__DO THIS__.
Check each line below for "ЗАКУПІВЛІ" and report how many have it, nothing else.
----- EXTRACTED ENTRIES -----
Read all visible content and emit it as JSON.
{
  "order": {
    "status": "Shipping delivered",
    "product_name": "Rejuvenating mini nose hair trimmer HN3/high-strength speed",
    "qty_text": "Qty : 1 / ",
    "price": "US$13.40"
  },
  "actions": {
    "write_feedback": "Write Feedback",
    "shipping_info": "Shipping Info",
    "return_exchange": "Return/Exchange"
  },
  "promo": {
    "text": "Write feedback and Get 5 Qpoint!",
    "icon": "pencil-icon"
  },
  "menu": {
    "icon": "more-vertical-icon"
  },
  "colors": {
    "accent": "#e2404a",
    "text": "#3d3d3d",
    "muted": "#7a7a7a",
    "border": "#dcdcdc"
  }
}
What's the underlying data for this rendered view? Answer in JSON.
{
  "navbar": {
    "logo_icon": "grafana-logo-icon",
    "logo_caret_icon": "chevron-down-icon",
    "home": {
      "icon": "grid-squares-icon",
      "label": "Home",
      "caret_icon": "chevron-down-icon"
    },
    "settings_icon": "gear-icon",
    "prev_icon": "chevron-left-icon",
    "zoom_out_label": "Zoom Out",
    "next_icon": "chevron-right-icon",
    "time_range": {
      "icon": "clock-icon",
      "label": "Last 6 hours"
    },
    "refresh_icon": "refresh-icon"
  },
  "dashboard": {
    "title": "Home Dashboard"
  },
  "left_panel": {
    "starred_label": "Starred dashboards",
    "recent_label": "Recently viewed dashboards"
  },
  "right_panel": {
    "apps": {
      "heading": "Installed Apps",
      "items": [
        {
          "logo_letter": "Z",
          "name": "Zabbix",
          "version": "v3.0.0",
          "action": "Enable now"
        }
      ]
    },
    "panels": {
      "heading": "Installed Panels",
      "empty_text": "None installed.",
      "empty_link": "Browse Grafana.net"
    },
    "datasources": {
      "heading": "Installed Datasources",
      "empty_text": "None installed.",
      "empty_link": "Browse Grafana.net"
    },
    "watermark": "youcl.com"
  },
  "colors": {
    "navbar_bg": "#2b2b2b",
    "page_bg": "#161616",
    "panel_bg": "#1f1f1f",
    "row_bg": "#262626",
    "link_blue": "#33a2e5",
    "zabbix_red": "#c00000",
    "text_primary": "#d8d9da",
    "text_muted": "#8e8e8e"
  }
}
-----
----- EXTRACTED ENTRIES -----
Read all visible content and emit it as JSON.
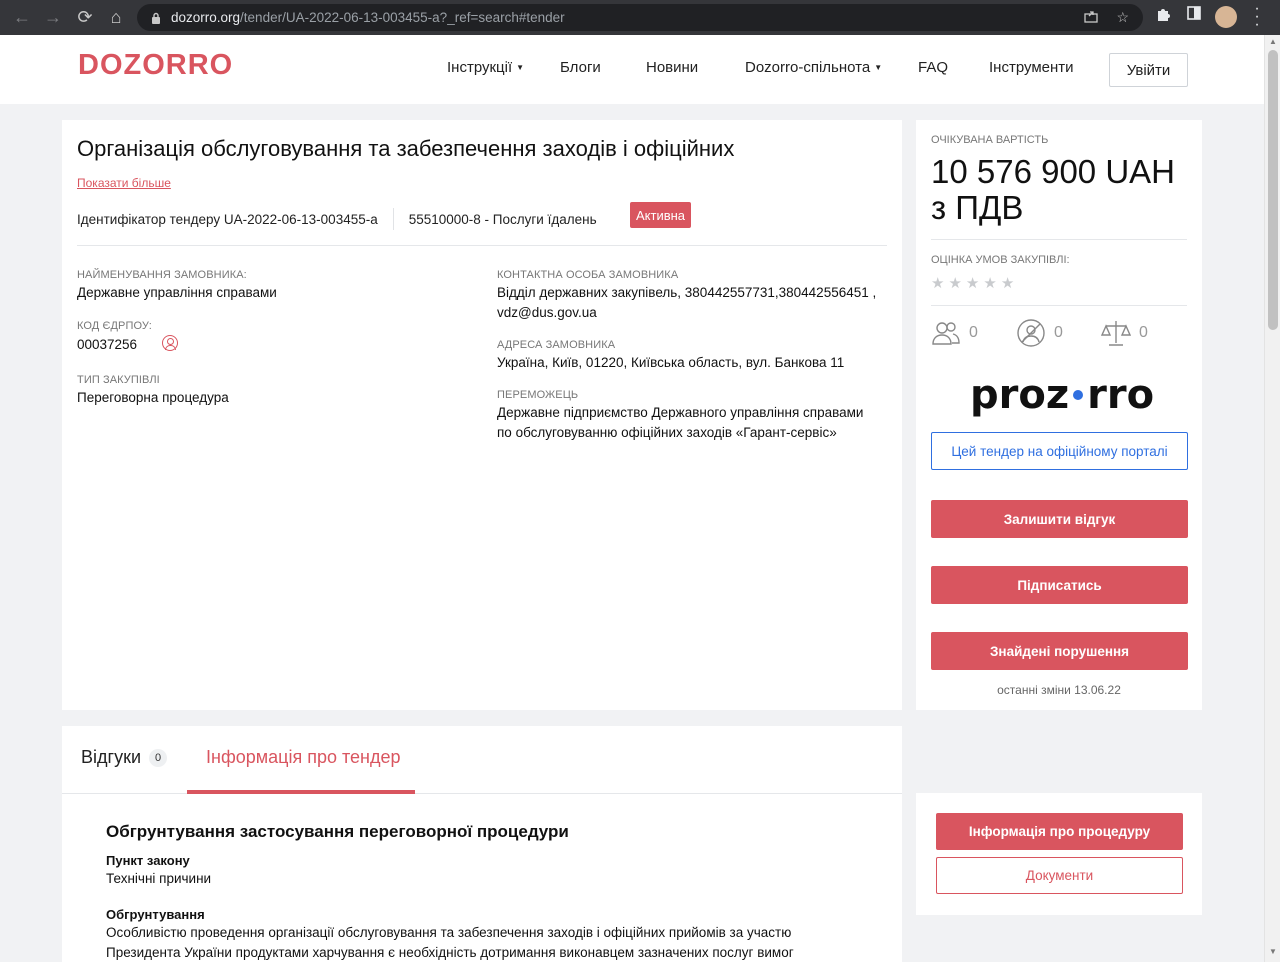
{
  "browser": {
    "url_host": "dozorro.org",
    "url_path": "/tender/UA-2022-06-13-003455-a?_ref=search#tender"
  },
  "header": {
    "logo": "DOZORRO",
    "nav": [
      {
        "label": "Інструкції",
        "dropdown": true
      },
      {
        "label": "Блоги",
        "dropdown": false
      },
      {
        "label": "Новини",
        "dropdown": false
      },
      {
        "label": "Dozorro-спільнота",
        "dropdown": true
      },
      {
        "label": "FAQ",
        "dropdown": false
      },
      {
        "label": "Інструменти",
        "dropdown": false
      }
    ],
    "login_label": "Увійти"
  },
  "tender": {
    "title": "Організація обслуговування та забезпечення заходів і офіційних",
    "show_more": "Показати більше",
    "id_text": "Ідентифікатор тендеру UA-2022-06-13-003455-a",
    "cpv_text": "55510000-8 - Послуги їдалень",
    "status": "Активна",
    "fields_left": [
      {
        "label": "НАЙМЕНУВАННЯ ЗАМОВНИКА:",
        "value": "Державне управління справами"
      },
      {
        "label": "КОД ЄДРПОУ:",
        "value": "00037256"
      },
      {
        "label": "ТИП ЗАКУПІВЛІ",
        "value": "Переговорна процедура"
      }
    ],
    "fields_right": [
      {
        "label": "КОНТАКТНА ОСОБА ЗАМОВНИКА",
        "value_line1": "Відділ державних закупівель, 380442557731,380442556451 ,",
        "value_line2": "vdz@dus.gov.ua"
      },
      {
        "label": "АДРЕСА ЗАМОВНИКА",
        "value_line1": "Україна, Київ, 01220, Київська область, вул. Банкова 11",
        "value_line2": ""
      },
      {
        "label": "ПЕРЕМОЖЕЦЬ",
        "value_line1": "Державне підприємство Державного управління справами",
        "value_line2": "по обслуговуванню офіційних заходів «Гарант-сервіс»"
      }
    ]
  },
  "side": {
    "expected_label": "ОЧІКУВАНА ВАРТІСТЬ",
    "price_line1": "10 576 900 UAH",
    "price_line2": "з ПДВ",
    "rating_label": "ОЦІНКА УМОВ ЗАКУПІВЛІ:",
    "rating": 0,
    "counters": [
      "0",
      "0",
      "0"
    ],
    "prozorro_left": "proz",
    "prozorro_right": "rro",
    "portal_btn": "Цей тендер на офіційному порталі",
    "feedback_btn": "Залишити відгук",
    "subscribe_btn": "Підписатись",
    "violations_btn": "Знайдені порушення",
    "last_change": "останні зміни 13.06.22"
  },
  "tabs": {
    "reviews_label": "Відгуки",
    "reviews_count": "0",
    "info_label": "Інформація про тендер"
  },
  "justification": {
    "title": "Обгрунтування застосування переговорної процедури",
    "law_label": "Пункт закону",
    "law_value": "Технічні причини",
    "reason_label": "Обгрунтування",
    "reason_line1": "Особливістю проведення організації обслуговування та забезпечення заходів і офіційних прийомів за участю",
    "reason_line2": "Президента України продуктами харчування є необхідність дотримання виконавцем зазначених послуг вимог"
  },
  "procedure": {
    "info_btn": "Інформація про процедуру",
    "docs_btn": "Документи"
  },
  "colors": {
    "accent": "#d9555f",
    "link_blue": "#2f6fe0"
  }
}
-----
----- EXTRACTED ENTRIES -----
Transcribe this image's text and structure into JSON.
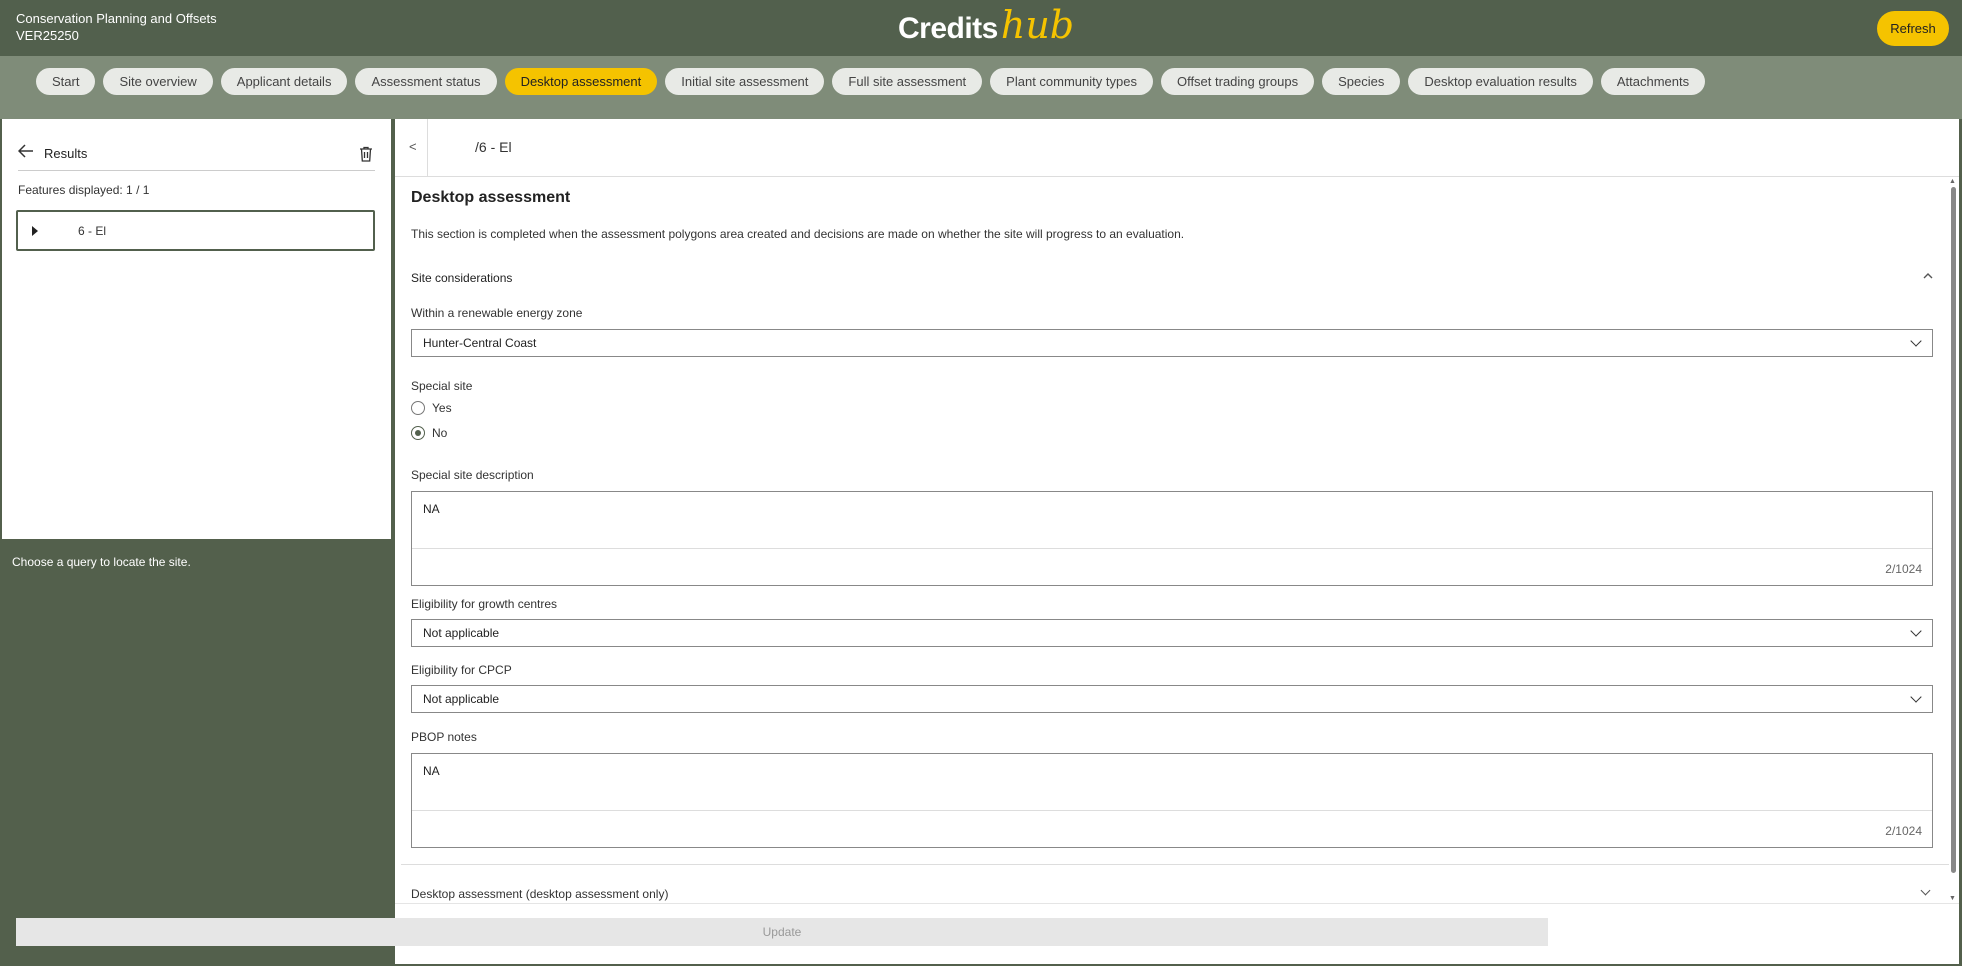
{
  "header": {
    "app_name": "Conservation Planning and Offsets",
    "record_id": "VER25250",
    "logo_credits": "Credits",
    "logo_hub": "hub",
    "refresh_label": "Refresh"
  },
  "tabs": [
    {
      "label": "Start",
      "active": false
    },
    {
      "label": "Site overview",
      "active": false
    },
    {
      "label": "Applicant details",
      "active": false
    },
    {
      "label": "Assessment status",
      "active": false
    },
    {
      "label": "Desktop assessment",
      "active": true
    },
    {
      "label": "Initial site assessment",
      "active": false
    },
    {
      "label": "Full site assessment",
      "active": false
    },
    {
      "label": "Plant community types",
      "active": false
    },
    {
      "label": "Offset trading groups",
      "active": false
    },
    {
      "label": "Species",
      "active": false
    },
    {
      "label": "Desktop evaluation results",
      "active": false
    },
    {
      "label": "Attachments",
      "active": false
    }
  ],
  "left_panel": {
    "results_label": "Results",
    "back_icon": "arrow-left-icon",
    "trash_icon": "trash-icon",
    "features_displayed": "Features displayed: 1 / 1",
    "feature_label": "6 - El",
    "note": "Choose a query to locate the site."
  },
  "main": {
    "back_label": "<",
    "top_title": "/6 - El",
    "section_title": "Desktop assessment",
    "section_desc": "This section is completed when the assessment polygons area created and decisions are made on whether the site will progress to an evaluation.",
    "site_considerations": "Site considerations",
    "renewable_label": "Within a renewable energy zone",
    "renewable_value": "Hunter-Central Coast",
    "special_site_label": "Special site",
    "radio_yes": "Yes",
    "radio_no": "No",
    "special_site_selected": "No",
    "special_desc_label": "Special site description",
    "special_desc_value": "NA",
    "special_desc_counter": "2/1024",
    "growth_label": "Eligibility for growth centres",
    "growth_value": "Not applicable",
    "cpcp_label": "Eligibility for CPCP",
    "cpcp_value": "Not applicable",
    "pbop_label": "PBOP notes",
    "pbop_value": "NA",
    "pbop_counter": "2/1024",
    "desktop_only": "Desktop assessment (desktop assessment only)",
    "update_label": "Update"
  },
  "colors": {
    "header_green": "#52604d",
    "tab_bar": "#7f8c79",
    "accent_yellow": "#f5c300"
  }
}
-----
__THE SOLUTION__.
2